* **Problem description**: Repeat all of the material exactly as given.

* **Entries**:
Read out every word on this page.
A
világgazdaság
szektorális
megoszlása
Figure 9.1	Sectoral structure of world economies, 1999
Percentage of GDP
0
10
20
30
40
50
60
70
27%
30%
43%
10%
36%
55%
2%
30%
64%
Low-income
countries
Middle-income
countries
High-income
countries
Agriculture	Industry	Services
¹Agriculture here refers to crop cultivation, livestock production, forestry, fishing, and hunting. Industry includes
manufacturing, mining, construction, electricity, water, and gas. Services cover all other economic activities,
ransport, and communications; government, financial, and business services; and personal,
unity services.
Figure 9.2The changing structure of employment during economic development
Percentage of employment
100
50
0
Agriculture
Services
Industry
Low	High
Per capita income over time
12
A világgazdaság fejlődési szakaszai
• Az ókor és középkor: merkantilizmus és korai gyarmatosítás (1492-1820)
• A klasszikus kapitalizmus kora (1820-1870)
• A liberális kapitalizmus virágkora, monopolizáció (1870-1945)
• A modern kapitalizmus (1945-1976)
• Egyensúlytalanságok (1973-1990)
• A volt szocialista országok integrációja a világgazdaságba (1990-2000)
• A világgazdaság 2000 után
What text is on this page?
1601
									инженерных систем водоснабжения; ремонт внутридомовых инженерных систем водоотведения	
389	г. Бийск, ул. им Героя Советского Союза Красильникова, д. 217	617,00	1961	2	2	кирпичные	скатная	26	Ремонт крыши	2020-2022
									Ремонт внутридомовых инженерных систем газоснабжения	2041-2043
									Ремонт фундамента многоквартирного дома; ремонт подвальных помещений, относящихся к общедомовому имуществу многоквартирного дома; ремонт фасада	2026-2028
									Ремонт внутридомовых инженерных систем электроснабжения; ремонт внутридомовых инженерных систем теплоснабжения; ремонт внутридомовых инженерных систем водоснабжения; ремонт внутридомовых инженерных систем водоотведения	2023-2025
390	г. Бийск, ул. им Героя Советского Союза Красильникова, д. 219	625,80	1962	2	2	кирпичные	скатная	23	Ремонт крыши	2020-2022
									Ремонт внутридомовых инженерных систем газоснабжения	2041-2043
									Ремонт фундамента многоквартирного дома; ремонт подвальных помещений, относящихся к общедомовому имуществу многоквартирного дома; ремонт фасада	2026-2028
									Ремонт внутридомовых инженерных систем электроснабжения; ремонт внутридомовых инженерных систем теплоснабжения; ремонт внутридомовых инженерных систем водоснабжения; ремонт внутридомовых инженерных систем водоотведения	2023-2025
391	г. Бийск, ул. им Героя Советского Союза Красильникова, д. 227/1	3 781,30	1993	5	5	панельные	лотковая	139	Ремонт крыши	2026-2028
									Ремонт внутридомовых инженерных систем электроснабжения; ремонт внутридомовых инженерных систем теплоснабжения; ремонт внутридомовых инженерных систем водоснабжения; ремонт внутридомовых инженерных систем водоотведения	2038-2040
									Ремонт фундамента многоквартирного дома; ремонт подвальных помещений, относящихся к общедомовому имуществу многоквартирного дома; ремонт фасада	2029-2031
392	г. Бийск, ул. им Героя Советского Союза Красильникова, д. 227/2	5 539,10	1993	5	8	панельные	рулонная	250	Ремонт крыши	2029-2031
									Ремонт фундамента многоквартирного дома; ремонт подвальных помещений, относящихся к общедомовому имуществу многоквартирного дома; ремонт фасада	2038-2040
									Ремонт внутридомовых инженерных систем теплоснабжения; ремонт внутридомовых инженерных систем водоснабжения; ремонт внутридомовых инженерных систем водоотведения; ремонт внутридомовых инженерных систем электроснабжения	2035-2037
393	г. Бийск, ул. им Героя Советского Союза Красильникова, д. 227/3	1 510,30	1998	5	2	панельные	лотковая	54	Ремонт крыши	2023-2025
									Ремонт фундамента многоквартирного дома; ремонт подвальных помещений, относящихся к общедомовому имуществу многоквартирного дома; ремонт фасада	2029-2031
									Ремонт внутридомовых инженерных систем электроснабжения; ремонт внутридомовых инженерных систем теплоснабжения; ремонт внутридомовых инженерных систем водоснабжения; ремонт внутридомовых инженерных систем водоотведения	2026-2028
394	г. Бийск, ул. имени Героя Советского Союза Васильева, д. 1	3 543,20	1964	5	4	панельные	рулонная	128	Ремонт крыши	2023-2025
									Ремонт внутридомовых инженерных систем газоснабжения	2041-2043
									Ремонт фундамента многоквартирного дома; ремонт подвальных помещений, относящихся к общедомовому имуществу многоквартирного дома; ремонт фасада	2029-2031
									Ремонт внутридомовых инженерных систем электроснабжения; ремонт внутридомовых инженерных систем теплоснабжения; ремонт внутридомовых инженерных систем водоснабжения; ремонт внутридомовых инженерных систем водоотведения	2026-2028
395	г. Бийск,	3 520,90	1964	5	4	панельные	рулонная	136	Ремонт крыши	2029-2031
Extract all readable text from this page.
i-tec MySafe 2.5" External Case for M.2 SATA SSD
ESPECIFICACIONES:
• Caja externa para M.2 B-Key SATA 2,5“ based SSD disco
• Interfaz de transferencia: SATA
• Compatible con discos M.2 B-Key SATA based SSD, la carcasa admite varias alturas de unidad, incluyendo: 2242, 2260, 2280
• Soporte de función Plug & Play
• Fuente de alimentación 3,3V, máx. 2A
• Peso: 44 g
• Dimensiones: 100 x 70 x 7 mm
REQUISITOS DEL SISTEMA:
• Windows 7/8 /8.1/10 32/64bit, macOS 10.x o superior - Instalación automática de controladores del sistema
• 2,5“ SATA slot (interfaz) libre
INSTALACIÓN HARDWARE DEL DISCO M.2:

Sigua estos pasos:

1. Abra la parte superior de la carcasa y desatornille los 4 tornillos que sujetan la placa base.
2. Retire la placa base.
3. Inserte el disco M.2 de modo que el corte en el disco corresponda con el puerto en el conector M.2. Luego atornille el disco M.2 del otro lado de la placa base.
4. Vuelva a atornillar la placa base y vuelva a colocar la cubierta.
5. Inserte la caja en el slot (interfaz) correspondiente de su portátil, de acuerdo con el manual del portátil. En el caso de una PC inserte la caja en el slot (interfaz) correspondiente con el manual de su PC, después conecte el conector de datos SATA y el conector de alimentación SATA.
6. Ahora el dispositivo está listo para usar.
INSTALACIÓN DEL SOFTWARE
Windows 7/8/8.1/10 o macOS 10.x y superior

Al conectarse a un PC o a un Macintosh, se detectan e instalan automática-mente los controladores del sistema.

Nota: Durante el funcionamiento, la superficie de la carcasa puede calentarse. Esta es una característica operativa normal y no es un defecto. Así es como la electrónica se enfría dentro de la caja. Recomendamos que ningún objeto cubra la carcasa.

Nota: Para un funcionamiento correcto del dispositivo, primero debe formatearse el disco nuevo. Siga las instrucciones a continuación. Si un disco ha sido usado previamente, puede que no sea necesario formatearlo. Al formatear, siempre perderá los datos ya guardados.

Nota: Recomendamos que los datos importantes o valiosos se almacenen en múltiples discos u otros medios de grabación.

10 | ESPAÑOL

* **Response**:
Read out every word on this page.
A
világgazdaság
szektorális
megoszlása
Figure 9.1	Sectoral structure of world economies, 1999
Percentage of GDP
0
10
20
30
40
50
60
70
27%
30%
43%
10%
36%
55%
2%
30%
64%
Low-income
countries
Middle-income
countries
High-income
countries
Agriculture	Industry	Services
¹Agriculture here refers to crop cultivation, livestock production, forestry, fishing, and hunting. Industry includes
manufacturing, mining, construction, electricity, water, and gas. Services cover all other economic activities,
ransport, and communications; government, financial, and business services; and personal,
unity services.
Figure 9.2The changing structure of employment during economic development
Percentage of employment
100
50
0
Agriculture
Services
Industry
Low	High
Per capita income over time
12
A világgazdaság fejlődési szakaszai
• Az ókor és középkor: merkantilizmus és korai gyarmatosítás (1492-1820)
• A klasszikus kapitalizmus kora (1820-1870)
• A liberális kapitalizmus virágkora, monopolizáció (1870-1945)
• A modern kapitalizmus (1945-1976)
• Egyensúlytalanságok (1973-1990)
• A volt szocialista országok integrációja a világgazdaságba (1990-2000)
• A világgazdaság 2000 után
What text is on this page?
1601
									инженерных систем водоснабжения; ремонт внутридомовых инженерных систем водоотведения	
389	г. Бийск, ул. им Героя Советского Союза Красильникова, д. 217	617,00	1961	2	2	кирпичные	скатная	26	Ремонт крыши	2020-2022
									Ремонт внутридомовых инженерных систем газоснабжения	2041-2043
									Ремонт фундамента многоквартирного дома; ремонт подвальных помещений, относящихся к общедомовому имуществу многоквартирного дома; ремонт фасада	2026-2028
									Ремонт внутридомовых инженерных систем электроснабжения; ремонт внутридомовых инженерных систем теплоснабжения; ремонт внутридомовых инженерных систем водоснабжения; ремонт внутридомовых инженерных систем водоотведения	2023-2025
390	г. Бийск, ул. им Героя Советского Союза Красильникова, д. 219	625,80	1962	2	2	кирпичные	скатная	23	Ремонт крыши	2020-2022
									Ремонт внутридомовых инженерных систем газоснабжения	2041-2043
									Ремонт фундамента многоквартирного дома; ремонт подвальных помещений, относящихся к общедомовому имуществу многоквартирного дома; ремонт фасада	2026-2028
									Ремонт внутридомовых инженерных систем электроснабжения; ремонт внутридомовых инженерных систем теплоснабжения; ремонт внутридомовых инженерных систем водоснабжения; ремонт внутридомовых инженерных систем водоотведения	2023-2025
391	г. Бийск, ул. им Героя Советского Союза Красильникова, д. 227/1	3 781,30	1993	5	5	панельные	лотковая	139	Ремонт крыши	2026-2028
									Ремонт внутридомовых инженерных систем электроснабжения; ремонт внутридомовых инженерных систем теплоснабжения; ремонт внутридомовых инженерных систем водоснабжения; ремонт внутридомовых инженерных систем водоотведения	2038-2040
									Ремонт фундамента многоквартирного дома; ремонт подвальных помещений, относящихся к общедомовому имуществу многоквартирного дома; ремонт фасада	2029-2031
392	г. Бийск, ул. им Героя Советского Союза Красильникова, д. 227/2	5 539,10	1993	5	8	панельные	рулонная	250	Ремонт крыши	2029-2031
									Ремонт фундамента многоквартирного дома; ремонт подвальных помещений, относящихся к общедомовому имуществу многоквартирного дома; ремонт фасада	2038-2040
									Ремонт внутридомовых инженерных систем теплоснабжения; ремонт внутридомовых инженерных систем водоснабжения; ремонт внутридомовых инженерных систем водоотведения; ремонт внутридомовых инженерных систем электроснабжения	2035-2037
393	г. Бийск, ул. им Героя Советского Союза Красильникова, д. 227/3	1 510,30	1998	5	2	панельные	лотковая	54	Ремонт крыши	2023-2025
									Ремонт фундамента многоквартирного дома; ремонт подвальных помещений, относящихся к общедомовому имуществу многоквартирного дома; ремонт фасада	2029-2031
									Ремонт внутридомовых инженерных систем электроснабжения; ремонт внутридомовых инженерных систем теплоснабжения; ремонт внутридомовых инженерных систем водоснабжения; ремонт внутридомовых инженерных систем водоотведения	2026-2028
394	г. Бийск, ул. имени Героя Советского Союза Васильева, д. 1	3 543,20	1964	5	4	панельные	рулонная	128	Ремонт крыши	2023-2025
									Ремонт внутридомовых инженерных систем газоснабжения	2041-2043
									Ремонт фундамента многоквартирного дома; ремонт подвальных помещений, относящихся к общедомовому имуществу многоквартирного дома; ремонт фасада	2029-2031
									Ремонт внутридомовых инженерных систем электроснабжения; ремонт внутридомовых инженерных систем теплоснабжения; ремонт внутридомовых инженерных систем водоснабжения; ремонт внутридомовых инженерных систем водоотведения	2026-2028
395	г. Бийск,	3 520,90	1964	5	4	панельные	рулонная	136	Ремонт крыши	2029-2031
Extract all readable text from this page.
i-tec MySafe 2.5" External Case for M.2 SATA SSD
ESPECIFICACIONES:
• Caja externa para M.2 B-Key SATA 2,5“ based SSD disco
• Interfaz de transferencia: SATA
• Compatible con discos M.2 B-Key SATA based SSD, la carcasa admite varias alturas de unidad, incluyendo: 2242, 2260, 2280
• Soporte de función Plug & Play
• Fuente de alimentación 3,3V, máx. 2A
• Peso: 44 g
• Dimensiones: 100 x 70 x 7 mm
REQUISITOS DEL SISTEMA:
• Windows 7/8 /8.1/10 32/64bit, macOS 10.x o superior - Instalación automática de controladores del sistema
• 2,5“ SATA slot (interfaz) libre
INSTALACIÓN HARDWARE DEL DISCO M.2:

Sigua estos pasos:

1. Abra la parte superior de la carcasa y desatornille los 4 tornillos que sujetan la placa base.
2. Retire la placa base.
3. Inserte el disco M.2 de modo que el corte en el disco corresponda con el puerto en el conector M.2. Luego atornille el disco M.2 del otro lado de la placa base.
4. Vuelva a atornillar la placa base y vuelva a colocar la cubierta.
5. Inserte la caja en el slot (interfaz) correspondiente de su portátil, de acuerdo con el manual del portátil. En el caso de una PC inserte la caja en el slot (interfaz) correspondiente con el manual de su PC, después conecte el conector de datos SATA y el conector de alimentación SATA.
6. Ahora el dispositivo está listo para usar.
INSTALACIÓN DEL SOFTWARE
Windows 7/8/8.1/10 o macOS 10.x y superior

Al conectarse a un PC o a un Macintosh, se detectan e instalan automática-mente los controladores del sistema.

Nota: Durante el funcionamiento, la superficie de la carcasa puede calentarse. Esta es una característica operativa normal y no es un defecto. Así es como la electrónica se enfría dentro de la caja. Recomendamos que ningún objeto cubra la carcasa.

Nota: Para un funcionamiento correcto del dispositivo, primero debe formatearse el disco nuevo. Siga las instrucciones a continuación. Si un disco ha sido usado previamente, puede que no sea necesario formatearlo. Al formatear, siempre perderá los datos ya guardados.

Nota: Recomendamos que los datos importantes o valiosos se almacenen en múltiples discos u otros medios de grabación.

10 | ESPAÑOL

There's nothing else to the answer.